To be done -> Look through the records below, count the lines with the word "Second", and reply with only the number.

Extracted entries ->

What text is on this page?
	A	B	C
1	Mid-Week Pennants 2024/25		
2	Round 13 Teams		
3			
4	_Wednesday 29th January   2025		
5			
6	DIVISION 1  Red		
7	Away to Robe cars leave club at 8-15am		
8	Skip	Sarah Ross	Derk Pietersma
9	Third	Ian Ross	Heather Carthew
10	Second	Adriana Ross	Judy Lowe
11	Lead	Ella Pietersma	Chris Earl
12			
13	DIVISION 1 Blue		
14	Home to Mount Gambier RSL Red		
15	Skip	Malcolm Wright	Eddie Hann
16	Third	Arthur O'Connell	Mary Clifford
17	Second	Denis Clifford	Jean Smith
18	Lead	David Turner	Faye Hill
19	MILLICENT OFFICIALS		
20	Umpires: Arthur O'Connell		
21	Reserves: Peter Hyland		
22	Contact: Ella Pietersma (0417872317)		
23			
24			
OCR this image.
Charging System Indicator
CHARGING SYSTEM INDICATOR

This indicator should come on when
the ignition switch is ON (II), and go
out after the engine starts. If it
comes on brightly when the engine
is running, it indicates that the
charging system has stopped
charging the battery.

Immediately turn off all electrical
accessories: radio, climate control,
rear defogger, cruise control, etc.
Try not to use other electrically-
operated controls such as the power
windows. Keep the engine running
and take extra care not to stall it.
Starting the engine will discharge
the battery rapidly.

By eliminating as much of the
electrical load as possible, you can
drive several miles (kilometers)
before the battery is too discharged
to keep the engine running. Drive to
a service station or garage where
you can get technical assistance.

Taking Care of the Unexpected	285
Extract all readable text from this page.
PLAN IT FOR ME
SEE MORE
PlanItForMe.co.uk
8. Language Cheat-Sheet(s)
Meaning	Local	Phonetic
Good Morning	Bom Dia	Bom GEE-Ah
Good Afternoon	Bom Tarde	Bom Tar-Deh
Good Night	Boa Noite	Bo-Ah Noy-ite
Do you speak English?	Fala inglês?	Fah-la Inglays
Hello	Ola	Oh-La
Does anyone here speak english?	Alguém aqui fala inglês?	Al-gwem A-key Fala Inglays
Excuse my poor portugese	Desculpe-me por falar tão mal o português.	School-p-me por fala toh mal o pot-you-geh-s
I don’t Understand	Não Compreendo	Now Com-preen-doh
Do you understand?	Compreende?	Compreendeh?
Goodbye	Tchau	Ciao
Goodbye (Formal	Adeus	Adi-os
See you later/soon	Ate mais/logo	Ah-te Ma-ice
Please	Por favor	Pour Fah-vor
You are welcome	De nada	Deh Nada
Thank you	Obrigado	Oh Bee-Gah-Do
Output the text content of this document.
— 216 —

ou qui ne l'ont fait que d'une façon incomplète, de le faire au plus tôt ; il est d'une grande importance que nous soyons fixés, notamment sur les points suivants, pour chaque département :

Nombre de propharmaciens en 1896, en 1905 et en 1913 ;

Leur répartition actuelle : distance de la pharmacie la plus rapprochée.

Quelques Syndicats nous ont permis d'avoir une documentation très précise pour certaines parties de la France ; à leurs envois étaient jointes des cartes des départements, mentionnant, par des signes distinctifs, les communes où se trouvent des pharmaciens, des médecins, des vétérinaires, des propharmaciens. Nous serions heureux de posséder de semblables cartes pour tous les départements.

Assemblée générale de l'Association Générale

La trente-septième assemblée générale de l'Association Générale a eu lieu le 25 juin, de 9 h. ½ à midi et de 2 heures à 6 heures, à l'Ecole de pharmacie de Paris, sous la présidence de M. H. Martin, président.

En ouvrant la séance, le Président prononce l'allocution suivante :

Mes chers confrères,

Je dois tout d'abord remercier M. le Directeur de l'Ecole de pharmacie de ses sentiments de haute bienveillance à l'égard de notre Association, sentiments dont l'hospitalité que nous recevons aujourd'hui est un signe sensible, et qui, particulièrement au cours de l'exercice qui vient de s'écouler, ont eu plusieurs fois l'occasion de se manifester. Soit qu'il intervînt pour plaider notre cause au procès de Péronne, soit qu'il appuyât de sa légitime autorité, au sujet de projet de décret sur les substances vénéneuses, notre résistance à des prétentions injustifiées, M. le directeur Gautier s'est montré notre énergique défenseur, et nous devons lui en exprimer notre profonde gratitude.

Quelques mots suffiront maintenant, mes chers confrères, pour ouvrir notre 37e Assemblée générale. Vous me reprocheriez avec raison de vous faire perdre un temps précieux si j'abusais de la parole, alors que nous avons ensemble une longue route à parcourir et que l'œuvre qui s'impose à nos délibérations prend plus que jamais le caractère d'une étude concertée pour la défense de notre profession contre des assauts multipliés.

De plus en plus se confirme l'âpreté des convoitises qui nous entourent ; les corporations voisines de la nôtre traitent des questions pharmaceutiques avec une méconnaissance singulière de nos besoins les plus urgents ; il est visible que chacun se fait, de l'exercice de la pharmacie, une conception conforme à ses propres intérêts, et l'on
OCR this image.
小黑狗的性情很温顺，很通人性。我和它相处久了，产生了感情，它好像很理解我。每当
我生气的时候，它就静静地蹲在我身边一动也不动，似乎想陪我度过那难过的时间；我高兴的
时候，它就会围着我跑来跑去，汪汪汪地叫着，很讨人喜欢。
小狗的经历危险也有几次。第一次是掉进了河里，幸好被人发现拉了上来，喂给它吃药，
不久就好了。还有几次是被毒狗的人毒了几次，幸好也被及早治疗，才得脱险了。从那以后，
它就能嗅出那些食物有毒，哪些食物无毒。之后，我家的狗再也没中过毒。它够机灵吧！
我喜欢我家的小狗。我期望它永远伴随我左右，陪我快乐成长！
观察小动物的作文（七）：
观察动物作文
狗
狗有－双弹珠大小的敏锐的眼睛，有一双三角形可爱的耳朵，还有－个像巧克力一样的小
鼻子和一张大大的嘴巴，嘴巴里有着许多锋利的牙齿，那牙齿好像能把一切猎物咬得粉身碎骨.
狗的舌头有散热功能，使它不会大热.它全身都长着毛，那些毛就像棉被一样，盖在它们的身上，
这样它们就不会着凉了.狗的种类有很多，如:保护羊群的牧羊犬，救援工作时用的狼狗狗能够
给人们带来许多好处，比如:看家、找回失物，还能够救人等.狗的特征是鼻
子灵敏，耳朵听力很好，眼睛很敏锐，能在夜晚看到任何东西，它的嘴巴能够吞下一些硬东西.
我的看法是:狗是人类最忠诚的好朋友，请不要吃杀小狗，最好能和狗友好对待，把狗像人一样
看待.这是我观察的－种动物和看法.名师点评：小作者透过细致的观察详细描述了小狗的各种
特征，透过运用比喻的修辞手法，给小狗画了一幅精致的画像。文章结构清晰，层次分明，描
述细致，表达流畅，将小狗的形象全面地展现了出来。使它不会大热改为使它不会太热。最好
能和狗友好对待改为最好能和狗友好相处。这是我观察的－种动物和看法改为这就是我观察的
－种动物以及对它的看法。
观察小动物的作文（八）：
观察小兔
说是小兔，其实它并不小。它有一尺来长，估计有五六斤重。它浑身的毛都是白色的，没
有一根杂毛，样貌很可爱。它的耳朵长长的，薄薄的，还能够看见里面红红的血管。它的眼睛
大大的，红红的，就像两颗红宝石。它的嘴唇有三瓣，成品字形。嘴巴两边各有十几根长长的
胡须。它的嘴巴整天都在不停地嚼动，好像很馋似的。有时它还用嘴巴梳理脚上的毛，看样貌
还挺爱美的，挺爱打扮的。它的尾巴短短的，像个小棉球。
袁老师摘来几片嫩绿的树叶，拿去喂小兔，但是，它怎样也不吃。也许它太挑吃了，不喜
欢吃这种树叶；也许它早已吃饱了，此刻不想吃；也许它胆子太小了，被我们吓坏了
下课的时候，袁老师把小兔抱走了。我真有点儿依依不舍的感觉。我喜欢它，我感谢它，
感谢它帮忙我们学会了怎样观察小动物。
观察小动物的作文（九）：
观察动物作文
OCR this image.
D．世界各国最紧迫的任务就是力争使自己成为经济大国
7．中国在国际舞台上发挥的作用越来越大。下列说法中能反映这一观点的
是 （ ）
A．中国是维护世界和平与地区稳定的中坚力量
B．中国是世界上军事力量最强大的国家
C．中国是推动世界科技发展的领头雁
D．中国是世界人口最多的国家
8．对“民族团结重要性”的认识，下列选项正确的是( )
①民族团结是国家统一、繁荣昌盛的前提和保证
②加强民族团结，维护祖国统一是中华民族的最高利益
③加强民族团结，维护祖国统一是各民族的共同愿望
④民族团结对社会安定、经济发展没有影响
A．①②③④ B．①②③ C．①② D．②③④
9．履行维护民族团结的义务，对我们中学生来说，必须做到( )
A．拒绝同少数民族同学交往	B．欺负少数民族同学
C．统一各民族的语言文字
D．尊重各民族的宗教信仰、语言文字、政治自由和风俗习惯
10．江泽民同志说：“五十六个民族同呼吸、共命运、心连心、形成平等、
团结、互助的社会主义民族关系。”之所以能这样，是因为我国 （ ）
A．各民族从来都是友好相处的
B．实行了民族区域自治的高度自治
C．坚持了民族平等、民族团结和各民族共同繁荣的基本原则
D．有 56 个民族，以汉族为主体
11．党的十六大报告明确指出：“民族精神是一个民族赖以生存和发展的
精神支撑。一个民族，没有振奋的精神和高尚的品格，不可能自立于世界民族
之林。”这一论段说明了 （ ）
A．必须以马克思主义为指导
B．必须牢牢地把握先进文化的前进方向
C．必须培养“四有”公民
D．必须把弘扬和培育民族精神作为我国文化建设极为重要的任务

Answer for the task -> 2